┌─ FRAGMENT ZBIORU DANYCH
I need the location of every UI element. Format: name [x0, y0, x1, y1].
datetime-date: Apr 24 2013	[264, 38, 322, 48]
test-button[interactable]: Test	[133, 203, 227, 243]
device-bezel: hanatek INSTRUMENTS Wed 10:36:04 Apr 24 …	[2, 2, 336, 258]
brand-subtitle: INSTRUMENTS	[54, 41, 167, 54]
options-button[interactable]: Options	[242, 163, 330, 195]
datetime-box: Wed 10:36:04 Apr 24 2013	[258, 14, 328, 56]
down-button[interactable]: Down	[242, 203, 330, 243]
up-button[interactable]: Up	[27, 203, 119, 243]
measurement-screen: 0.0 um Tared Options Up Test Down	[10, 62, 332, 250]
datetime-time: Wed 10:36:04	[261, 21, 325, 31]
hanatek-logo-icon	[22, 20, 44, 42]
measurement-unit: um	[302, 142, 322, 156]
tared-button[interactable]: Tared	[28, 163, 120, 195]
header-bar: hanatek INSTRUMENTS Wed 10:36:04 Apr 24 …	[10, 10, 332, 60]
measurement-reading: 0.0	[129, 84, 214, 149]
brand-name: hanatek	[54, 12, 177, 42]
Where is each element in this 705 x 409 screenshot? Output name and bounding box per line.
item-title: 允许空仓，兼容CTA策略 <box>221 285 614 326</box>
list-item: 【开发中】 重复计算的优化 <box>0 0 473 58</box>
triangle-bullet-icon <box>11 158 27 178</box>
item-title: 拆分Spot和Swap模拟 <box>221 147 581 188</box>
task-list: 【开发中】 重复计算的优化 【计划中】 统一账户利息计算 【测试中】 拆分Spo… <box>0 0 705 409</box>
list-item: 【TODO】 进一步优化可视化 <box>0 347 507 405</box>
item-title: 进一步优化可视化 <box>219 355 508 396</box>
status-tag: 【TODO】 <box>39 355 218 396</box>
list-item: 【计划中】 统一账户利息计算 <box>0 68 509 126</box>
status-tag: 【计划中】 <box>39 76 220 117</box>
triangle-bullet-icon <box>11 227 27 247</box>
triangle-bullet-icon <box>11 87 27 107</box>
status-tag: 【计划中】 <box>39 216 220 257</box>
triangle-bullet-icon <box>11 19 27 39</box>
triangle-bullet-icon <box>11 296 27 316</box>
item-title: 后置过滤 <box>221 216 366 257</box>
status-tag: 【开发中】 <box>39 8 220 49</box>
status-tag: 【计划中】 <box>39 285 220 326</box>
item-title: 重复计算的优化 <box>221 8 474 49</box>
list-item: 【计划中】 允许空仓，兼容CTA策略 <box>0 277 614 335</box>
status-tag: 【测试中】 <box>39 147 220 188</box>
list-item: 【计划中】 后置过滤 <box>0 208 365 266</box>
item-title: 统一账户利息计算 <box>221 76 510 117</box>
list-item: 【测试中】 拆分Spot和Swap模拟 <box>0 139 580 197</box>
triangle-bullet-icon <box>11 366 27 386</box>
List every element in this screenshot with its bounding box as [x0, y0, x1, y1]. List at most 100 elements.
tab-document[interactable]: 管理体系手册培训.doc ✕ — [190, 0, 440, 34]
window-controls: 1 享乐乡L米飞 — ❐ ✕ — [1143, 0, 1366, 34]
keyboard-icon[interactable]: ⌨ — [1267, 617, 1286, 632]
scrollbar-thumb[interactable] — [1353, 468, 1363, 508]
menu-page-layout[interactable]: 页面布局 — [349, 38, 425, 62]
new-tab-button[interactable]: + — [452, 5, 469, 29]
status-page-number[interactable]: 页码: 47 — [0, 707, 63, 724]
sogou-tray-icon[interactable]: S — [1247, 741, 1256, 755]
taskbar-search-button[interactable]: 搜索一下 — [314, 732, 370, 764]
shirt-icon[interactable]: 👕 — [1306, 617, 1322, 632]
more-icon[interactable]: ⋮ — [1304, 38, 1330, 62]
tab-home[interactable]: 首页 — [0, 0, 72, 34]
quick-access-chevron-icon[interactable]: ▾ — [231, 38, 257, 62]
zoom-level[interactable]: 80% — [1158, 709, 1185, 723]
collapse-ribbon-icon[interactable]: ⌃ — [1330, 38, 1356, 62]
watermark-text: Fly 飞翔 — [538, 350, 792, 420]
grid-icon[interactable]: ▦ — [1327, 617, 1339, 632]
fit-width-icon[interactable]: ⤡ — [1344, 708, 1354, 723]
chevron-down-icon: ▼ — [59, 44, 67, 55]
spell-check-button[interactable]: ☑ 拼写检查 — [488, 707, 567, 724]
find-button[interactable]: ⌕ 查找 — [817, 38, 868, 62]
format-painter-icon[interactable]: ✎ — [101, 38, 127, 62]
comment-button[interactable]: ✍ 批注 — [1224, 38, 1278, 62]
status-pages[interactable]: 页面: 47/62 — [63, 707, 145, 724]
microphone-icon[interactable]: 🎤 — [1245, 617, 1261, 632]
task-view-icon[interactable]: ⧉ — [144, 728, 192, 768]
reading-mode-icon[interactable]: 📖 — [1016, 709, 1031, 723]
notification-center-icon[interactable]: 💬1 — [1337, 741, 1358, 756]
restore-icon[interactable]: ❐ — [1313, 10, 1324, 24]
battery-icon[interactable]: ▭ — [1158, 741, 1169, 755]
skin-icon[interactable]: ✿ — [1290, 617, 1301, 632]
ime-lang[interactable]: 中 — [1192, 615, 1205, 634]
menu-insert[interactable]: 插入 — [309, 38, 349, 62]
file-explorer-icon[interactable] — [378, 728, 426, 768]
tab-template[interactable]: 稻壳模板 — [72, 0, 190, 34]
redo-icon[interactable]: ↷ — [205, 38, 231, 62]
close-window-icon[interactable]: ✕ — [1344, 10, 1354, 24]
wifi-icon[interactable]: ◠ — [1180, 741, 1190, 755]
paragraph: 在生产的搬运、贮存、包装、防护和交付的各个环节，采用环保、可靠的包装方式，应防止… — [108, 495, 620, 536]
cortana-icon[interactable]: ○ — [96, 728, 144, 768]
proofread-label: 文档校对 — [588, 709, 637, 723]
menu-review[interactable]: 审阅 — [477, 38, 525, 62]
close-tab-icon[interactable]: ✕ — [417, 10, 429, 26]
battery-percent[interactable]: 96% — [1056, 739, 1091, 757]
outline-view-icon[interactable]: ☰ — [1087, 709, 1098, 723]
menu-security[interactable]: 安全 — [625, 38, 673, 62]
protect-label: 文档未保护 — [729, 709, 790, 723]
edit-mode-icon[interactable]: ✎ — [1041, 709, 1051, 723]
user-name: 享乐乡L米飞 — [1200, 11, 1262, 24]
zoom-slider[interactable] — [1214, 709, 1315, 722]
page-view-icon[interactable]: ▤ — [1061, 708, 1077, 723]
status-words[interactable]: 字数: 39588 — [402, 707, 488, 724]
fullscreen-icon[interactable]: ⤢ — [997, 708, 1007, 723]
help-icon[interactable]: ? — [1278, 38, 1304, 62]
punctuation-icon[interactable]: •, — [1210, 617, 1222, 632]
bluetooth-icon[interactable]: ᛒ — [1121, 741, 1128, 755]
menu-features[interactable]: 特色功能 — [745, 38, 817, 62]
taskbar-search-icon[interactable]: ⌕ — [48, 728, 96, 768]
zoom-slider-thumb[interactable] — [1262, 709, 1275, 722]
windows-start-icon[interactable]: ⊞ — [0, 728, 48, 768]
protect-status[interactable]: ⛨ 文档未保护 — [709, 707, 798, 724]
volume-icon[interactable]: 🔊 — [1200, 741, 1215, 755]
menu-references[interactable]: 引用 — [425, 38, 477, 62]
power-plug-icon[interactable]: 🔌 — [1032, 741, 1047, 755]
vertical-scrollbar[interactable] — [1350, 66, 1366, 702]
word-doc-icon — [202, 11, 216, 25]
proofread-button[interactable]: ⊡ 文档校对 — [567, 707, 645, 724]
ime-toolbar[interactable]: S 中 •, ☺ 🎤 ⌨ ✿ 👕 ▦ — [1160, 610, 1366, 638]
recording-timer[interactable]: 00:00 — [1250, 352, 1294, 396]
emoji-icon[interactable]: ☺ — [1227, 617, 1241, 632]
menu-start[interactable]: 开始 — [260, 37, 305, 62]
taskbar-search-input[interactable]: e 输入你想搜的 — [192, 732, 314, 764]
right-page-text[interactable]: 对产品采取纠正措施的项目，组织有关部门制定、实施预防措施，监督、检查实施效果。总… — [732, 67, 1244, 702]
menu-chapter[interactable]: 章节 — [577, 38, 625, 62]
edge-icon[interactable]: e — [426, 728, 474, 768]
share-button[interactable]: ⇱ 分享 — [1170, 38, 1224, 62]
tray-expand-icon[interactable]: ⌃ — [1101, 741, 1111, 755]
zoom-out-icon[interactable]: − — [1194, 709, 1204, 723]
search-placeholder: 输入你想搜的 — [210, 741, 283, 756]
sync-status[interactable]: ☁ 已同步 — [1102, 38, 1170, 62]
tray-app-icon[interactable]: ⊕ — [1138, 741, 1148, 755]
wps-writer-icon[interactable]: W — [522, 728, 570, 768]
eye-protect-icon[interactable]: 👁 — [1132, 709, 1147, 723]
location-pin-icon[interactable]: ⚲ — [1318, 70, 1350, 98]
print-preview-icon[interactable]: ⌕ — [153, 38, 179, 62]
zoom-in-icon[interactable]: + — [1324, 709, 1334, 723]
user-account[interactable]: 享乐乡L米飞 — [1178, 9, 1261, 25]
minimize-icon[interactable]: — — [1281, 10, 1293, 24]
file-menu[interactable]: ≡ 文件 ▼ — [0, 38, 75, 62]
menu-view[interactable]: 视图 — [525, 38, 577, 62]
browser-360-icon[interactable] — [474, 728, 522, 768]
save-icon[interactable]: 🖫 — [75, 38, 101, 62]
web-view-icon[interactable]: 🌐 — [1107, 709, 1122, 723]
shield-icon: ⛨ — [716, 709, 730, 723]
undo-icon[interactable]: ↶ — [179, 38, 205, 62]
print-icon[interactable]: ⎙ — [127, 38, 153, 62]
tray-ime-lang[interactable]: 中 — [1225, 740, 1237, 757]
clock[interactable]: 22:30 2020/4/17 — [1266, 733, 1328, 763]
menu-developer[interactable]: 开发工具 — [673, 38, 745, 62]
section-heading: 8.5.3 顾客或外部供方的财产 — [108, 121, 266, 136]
└─
§ **TREŚĆ ZADANIA**: Przepisz dosłownie wiersze od pierwszego wiersza powyżej aż do wiersza zawierającego „20, 44, 42]”, łącznie z tym ostatnim.

§ **WYNIK**:
I need the location of every UI element. Format: name [x0, y0, x1, y1].
datetime-date: Apr 24 2013	[264, 38, 322, 48]
test-button[interactable]: Test	[133, 203, 227, 243]
device-bezel: hanatek INSTRUMENTS Wed 10:36:04 Apr 24 …	[2, 2, 336, 258]
brand-subtitle: INSTRUMENTS	[54, 41, 167, 54]
options-button[interactable]: Options	[242, 163, 330, 195]
datetime-box: Wed 10:36:04 Apr 24 2013	[258, 14, 328, 56]
down-button[interactable]: Down	[242, 203, 330, 243]
up-button[interactable]: Up	[27, 203, 119, 243]
measurement-screen: 0.0 um Tared Options Up Test Down	[10, 62, 332, 250]
datetime-time: Wed 10:36:04	[261, 21, 325, 31]
hanatek-logo-icon	[22, 20, 44, 42]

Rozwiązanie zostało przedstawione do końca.